■ **Exercise materials**
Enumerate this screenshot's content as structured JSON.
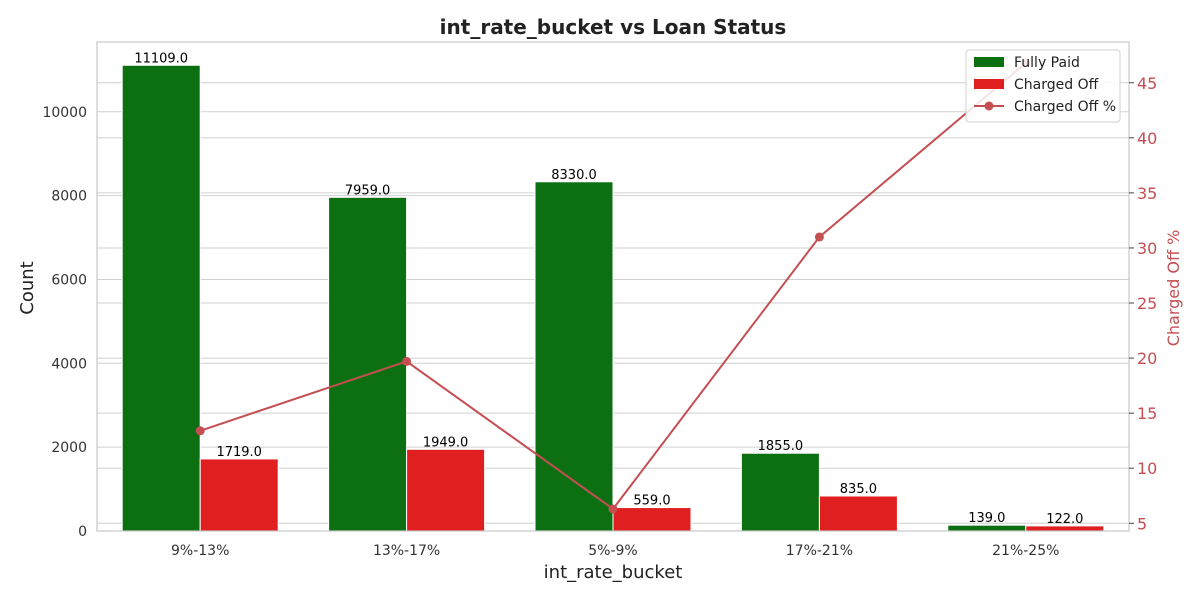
{
  "chart_data": {
    "type": "bar",
    "title": "int_rate_bucket vs Loan Status",
    "xlabel": "int_rate_bucket",
    "ylabel": "Count",
    "y2label": "Charged Off %",
    "categories": [
      "9%-13%",
      "13%-17%",
      "5%-9%",
      "17%-21%",
      "21%-25%"
    ],
    "series": [
      {
        "name": "Fully Paid",
        "values": [
          11109.0,
          7959.0,
          8330.0,
          1855.0,
          139.0
        ],
        "color": "#0c7012"
      },
      {
        "name": "Charged Off",
        "values": [
          1719.0,
          1949.0,
          559.0,
          835.0,
          122.0
        ],
        "color": "#e02020"
      }
    ],
    "line_series": {
      "name": "Charged Off %",
      "values": [
        13.4,
        19.7,
        6.3,
        31.0,
        46.8
      ],
      "color": "#c44e52"
    },
    "ylim": [
      0,
      11664
    ],
    "y2lim": [
      4.3,
      48.7
    ],
    "yticks": [
      0,
      2000,
      4000,
      6000,
      8000,
      10000
    ],
    "y2ticks": [
      5,
      10,
      15,
      20,
      25,
      30,
      35,
      40,
      45
    ],
    "grid": true,
    "legend_position": "top-right"
  }
}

■ **Work to complete**
Transcribe the material exactly, and leave out whatever pictures it holds.

■ **Answer for the task**
Enumerate this screenshot's content as structured JSON.
{
  "chart_data": {
    "type": "bar",
    "title": "int_rate_bucket vs Loan Status",
    "xlabel": "int_rate_bucket",
    "ylabel": "Count",
    "y2label": "Charged Off %",
    "categories": [
      "9%-13%",
      "13%-17%",
      "5%-9%",
      "17%-21%",
      "21%-25%"
    ],
    "series": [
      {
        "name": "Fully Paid",
        "values": [
          11109.0,
          7959.0,
          8330.0,
          1855.0,
          139.0
        ],
        "color": "#0c7012"
      },
      {
        "name": "Charged Off",
        "values": [
          1719.0,
          1949.0,
          559.0,
          835.0,
          122.0
        ],
        "color": "#e02020"
      }
    ],
    "line_series": {
      "name": "Charged Off %",
      "values": [
        13.4,
        19.7,
        6.3,
        31.0,
        46.8
      ],
      "color": "#c44e52"
    },
    "ylim": [
      0,
      11664
    ],
    "y2lim": [
      4.3,
      48.7
    ],
    "yticks": [
      0,
      2000,
      4000,
      6000,
      8000,
      10000
    ],
    "y2ticks": [
      5,
      10,
      15,
      20,
      25,
      30,
      35,
      40,
      45
    ],
    "grid": true,
    "legend_position": "top-right"
  }
}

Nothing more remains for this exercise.